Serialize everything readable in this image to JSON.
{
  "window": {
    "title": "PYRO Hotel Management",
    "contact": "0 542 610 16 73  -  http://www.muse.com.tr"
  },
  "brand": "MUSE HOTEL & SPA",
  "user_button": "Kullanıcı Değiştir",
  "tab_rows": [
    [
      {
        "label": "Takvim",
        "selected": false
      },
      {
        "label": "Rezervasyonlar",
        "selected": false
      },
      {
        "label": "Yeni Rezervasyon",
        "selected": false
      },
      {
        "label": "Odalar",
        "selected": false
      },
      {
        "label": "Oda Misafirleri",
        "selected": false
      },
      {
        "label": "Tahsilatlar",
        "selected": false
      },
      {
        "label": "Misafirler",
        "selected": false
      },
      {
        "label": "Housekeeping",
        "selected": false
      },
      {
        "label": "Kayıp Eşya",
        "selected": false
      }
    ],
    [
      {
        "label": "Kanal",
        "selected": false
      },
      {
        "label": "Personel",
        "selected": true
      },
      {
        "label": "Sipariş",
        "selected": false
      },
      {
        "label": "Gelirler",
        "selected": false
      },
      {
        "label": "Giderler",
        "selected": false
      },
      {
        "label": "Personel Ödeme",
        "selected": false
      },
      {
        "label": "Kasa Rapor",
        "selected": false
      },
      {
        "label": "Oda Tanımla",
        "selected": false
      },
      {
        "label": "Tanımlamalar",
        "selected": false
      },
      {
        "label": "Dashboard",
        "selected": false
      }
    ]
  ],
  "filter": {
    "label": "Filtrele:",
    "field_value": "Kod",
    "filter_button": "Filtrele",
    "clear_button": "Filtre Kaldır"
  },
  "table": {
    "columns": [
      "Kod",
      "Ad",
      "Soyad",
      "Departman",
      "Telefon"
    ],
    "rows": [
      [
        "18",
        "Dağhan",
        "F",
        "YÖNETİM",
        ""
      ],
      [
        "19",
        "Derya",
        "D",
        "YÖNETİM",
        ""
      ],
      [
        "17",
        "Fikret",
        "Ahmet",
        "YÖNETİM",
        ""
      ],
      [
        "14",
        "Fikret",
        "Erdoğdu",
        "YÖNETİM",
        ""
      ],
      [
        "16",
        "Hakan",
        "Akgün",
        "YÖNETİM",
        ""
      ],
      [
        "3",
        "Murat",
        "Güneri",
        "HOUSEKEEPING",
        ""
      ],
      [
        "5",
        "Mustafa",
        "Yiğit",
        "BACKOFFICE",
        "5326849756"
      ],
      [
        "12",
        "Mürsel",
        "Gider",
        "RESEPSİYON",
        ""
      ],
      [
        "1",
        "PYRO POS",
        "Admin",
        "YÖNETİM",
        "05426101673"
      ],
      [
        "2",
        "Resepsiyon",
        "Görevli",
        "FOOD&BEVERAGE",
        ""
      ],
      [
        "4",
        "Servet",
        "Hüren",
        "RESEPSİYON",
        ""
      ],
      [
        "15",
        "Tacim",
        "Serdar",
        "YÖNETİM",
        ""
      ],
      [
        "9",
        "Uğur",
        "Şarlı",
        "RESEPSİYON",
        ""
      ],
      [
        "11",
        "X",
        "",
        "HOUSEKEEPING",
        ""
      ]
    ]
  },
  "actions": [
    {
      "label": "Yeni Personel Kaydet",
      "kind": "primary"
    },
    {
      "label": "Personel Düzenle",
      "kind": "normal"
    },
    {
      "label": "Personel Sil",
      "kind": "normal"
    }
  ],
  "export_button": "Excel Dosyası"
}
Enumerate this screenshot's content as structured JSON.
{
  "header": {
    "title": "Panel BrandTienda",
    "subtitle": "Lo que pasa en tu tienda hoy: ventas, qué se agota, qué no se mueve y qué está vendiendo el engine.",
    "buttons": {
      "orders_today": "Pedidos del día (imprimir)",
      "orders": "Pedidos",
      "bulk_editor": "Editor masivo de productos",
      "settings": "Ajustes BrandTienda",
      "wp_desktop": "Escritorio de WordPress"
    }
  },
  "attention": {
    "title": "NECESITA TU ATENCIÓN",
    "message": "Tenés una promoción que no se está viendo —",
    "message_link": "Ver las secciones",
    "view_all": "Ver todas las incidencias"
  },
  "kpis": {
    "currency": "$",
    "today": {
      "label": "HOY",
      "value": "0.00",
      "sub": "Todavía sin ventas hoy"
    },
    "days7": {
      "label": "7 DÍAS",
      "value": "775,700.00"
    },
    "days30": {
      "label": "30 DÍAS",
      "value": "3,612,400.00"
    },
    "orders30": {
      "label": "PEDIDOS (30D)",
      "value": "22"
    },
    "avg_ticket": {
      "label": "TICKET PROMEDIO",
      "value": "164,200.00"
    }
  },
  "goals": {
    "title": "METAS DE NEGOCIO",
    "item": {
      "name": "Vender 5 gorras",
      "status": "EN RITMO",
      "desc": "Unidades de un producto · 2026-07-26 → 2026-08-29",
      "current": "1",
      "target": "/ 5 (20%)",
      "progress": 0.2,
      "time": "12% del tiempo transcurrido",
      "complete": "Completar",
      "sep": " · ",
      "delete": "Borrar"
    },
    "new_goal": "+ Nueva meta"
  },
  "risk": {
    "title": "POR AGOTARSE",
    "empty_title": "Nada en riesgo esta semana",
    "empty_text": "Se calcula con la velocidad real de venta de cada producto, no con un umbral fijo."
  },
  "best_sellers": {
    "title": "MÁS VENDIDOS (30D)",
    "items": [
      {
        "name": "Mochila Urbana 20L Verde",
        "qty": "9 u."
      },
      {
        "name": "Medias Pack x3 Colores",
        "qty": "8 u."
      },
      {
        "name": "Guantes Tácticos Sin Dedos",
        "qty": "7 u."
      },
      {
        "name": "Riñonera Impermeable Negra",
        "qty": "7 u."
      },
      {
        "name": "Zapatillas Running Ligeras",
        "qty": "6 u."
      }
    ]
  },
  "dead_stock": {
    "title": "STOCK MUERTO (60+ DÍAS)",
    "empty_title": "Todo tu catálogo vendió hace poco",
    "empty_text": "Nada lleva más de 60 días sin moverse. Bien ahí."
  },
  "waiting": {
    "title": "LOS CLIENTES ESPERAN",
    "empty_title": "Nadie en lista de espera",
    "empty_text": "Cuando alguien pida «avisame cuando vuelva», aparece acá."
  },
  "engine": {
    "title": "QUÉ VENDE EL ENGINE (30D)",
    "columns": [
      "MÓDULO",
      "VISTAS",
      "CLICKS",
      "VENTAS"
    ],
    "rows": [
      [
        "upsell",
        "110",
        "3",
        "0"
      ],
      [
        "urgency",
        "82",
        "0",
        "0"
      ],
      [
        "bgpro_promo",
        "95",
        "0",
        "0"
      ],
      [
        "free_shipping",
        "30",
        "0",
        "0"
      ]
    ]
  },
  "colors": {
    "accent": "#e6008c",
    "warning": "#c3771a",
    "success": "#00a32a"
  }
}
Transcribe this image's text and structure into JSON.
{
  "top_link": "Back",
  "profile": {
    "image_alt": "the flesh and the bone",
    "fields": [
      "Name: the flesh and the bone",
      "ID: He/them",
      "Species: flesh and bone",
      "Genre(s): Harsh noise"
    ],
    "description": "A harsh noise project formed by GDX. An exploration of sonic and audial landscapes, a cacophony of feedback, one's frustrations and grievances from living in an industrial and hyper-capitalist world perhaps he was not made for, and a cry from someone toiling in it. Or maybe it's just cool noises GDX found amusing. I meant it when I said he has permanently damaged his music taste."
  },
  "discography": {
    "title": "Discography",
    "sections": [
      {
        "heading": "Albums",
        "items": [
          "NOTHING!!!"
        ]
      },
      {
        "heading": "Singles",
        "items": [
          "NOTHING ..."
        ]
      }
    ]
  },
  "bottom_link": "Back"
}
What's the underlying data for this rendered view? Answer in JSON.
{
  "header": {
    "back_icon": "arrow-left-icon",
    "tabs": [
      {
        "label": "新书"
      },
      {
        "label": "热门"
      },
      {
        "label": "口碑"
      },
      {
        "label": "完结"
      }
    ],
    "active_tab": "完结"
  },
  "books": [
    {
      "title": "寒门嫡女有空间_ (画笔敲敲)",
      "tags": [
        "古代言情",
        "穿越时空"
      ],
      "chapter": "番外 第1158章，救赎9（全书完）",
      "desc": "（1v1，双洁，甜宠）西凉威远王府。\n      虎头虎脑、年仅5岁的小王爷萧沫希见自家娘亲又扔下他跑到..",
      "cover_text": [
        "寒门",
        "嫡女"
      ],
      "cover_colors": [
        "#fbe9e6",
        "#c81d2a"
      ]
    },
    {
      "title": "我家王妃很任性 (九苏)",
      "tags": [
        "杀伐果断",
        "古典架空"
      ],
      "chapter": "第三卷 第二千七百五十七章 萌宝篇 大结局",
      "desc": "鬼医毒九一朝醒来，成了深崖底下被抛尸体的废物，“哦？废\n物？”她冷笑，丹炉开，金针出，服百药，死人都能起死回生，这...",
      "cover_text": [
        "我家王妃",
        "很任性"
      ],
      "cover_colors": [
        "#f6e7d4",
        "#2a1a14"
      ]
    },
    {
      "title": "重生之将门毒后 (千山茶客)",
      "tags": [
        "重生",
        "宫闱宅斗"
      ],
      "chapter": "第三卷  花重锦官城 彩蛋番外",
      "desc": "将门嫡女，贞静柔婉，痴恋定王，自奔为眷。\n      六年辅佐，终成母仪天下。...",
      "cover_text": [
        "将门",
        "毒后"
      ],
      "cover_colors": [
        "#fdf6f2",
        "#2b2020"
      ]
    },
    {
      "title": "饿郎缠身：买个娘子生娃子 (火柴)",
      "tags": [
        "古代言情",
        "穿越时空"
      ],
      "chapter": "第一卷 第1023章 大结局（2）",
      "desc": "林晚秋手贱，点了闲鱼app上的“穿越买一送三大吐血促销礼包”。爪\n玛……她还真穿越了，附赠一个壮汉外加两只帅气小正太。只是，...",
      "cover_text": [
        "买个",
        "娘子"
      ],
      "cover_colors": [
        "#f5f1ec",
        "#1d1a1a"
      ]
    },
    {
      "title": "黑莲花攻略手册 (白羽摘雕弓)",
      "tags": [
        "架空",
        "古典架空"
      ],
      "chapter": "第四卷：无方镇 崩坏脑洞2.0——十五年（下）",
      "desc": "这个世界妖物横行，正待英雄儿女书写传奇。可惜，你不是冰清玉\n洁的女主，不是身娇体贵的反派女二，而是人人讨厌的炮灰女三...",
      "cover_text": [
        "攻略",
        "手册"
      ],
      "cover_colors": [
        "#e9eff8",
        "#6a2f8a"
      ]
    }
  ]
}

▬▬▬▬▬▬▬▬▬▬

### WHAT IS EXPECTED
Copy out each line of the material that holds the word "Filtrele".

### SOLUTION TO THIS TASK
    "label": "Filtrele:",
    "filter_button": "Filtrele",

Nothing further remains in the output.